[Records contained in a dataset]
------------------------------
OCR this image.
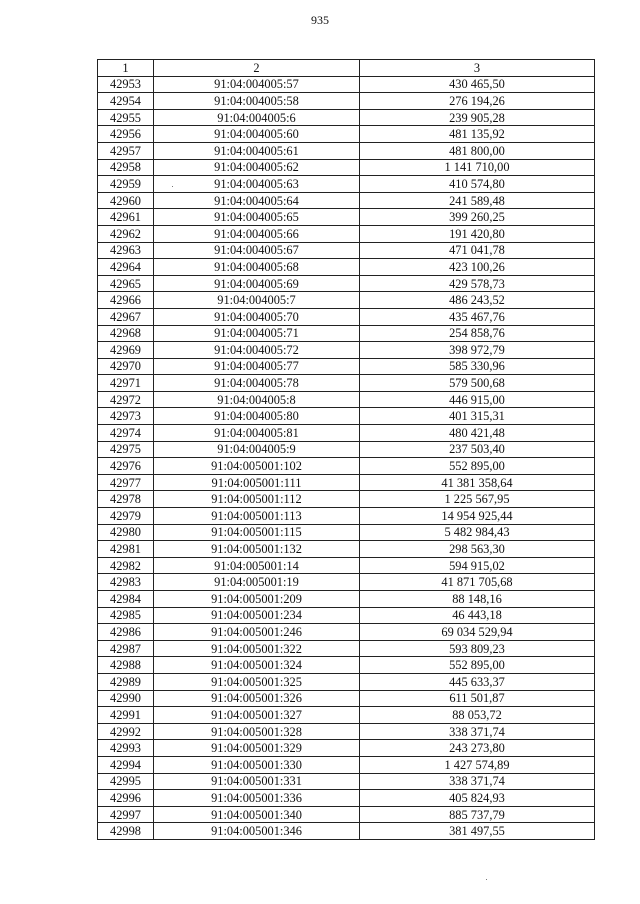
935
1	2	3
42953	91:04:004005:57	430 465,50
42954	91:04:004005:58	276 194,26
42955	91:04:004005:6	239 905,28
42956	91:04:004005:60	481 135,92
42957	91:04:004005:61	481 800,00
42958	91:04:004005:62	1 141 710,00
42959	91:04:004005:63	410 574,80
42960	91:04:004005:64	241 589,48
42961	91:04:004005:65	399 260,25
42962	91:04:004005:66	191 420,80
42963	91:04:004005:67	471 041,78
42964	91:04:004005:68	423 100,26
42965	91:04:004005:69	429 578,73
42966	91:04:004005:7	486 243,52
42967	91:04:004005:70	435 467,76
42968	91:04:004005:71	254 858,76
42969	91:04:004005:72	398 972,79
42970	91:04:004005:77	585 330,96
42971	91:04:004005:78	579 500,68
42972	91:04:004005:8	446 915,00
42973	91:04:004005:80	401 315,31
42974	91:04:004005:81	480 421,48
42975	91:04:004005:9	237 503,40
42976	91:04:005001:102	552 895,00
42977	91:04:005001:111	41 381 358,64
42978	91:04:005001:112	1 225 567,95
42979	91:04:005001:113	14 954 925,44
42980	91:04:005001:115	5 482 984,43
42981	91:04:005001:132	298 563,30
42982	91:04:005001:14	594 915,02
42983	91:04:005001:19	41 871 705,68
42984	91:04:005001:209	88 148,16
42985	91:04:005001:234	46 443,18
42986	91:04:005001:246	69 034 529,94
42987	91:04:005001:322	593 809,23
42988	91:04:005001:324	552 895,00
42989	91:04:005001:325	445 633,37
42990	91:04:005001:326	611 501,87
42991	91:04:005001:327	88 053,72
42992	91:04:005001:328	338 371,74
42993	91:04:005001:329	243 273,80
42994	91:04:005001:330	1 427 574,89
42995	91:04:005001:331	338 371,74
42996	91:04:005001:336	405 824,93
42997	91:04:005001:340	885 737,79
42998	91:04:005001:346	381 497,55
------------------------------
■ Directive
Transcribe every entry above exactly. Omit all pictures.

■ Task answer
OCR this image.
935
1	2	3
42953	91:04:004005:57	430 465,50
42954	91:04:004005:58	276 194,26
42955	91:04:004005:6	239 905,28
42956	91:04:004005:60	481 135,92
42957	91:04:004005:61	481 800,00
42958	91:04:004005:62	1 141 710,00
42959	91:04:004005:63	410 574,80
42960	91:04:004005:64	241 589,48
42961	91:04:004005:65	399 260,25
42962	91:04:004005:66	191 420,80
42963	91:04:004005:67	471 041,78
42964	91:04:004005:68	423 100,26
42965	91:04:004005:69	429 578,73
42966	91:04:004005:7	486 243,52
42967	91:04:004005:70	435 467,76
42968	91:04:004005:71	254 858,76
42969	91:04:004005:72	398 972,79
42970	91:04:004005:77	585 330,96
42971	91:04:004005:78	579 500,68
42972	91:04:004005:8	446 915,00
42973	91:04:004005:80	401 315,31
42974	91:04:004005:81	480 421,48
42975	91:04:004005:9	237 503,40
42976	91:04:005001:102	552 895,00
42977	91:04:005001:111	41 381 358,64
42978	91:04:005001:112	1 225 567,95
42979	91:04:005001:113	14 954 925,44
42980	91:04:005001:115	5 482 984,43
42981	91:04:005001:132	298 563,30
42982	91:04:005001:14	594 915,02
42983	91:04:005001:19	41 871 705,68
42984	91:04:005001:209	88 148,16
42985	91:04:005001:234	46 443,18
42986	91:04:005001:246	69 034 529,94
42987	91:04:005001:322	593 809,23
42988	91:04:005001:324	552 895,00
42989	91:04:005001:325	445 633,37
42990	91:04:005001:326	611 501,87
42991	91:04:005001:327	88 053,72
42992	91:04:005001:328	338 371,74
42993	91:04:005001:329	243 273,80
42994	91:04:005001:330	1 427 574,89
42995	91:04:005001:331	338 371,74
42996	91:04:005001:336	405 824,93
42997	91:04:005001:340	885 737,79
42998	91:04:005001:346	381 497,55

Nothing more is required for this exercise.